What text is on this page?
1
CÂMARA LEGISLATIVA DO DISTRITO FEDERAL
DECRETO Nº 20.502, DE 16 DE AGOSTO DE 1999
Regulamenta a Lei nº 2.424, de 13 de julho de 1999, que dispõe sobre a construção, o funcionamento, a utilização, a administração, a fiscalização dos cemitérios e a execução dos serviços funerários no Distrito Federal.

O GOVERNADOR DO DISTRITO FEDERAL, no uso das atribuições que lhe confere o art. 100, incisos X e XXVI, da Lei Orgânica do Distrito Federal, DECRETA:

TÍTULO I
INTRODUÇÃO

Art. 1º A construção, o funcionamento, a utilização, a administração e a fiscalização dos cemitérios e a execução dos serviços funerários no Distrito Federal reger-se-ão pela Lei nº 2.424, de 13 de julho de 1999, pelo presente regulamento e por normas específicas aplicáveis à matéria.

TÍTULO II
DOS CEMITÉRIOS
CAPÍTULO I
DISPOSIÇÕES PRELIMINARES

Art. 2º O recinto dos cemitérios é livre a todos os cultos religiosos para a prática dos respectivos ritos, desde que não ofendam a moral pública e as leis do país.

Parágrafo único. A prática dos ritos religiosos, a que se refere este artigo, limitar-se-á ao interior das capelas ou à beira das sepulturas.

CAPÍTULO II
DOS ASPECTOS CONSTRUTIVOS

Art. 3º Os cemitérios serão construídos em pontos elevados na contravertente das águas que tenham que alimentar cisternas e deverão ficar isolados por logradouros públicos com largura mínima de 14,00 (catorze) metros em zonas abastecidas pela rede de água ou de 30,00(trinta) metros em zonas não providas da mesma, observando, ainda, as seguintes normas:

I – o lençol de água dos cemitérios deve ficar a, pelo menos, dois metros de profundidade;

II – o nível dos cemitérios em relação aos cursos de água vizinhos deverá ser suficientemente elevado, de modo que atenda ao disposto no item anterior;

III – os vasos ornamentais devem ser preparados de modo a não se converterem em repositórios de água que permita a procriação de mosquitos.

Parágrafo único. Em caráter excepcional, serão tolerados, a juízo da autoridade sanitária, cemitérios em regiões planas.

········

Exercise details
Give all of the entries again, word for word.

Written reply
What text is on this page?
1
CÂMARA LEGISLATIVA DO DISTRITO FEDERAL
DECRETO Nº 20.502, DE 16 DE AGOSTO DE 1999
Regulamenta a Lei nº 2.424, de 13 de julho de 1999, que dispõe sobre a construção, o funcionamento, a utilização, a administração, a fiscalização dos cemitérios e a execução dos serviços funerários no Distrito Federal.

O GOVERNADOR DO DISTRITO FEDERAL, no uso das atribuições que lhe confere o art. 100, incisos X e XXVI, da Lei Orgânica do Distrito Federal, DECRETA:

TÍTULO I
INTRODUÇÃO

Art. 1º A construção, o funcionamento, a utilização, a administração e a fiscalização dos cemitérios e a execução dos serviços funerários no Distrito Federal reger-se-ão pela Lei nº 2.424, de 13 de julho de 1999, pelo presente regulamento e por normas específicas aplicáveis à matéria.

TÍTULO II
DOS CEMITÉRIOS
CAPÍTULO I
DISPOSIÇÕES PRELIMINARES

Art. 2º O recinto dos cemitérios é livre a todos os cultos religiosos para a prática dos respectivos ritos, desde que não ofendam a moral pública e as leis do país.

Parágrafo único. A prática dos ritos religiosos, a que se refere este artigo, limitar-se-á ao interior das capelas ou à beira das sepulturas.

CAPÍTULO II
DOS ASPECTOS CONSTRUTIVOS

Art. 3º Os cemitérios serão construídos em pontos elevados na contravertente das águas que tenham que alimentar cisternas e deverão ficar isolados por logradouros públicos com largura mínima de 14,00 (catorze) metros em zonas abastecidas pela rede de água ou de 30,00(trinta) metros em zonas não providas da mesma, observando, ainda, as seguintes normas:

I – o lençol de água dos cemitérios deve ficar a, pelo menos, dois metros de profundidade;

II – o nível dos cemitérios em relação aos cursos de água vizinhos deverá ser suficientemente elevado, de modo que atenda ao disposto no item anterior;

III – os vasos ornamentais devem ser preparados de modo a não se converterem em repositórios de água que permita a procriação de mosquitos.

Parágrafo único. Em caráter excepcional, serão tolerados, a juízo da autoridade sanitária, cemitérios em regiões planas.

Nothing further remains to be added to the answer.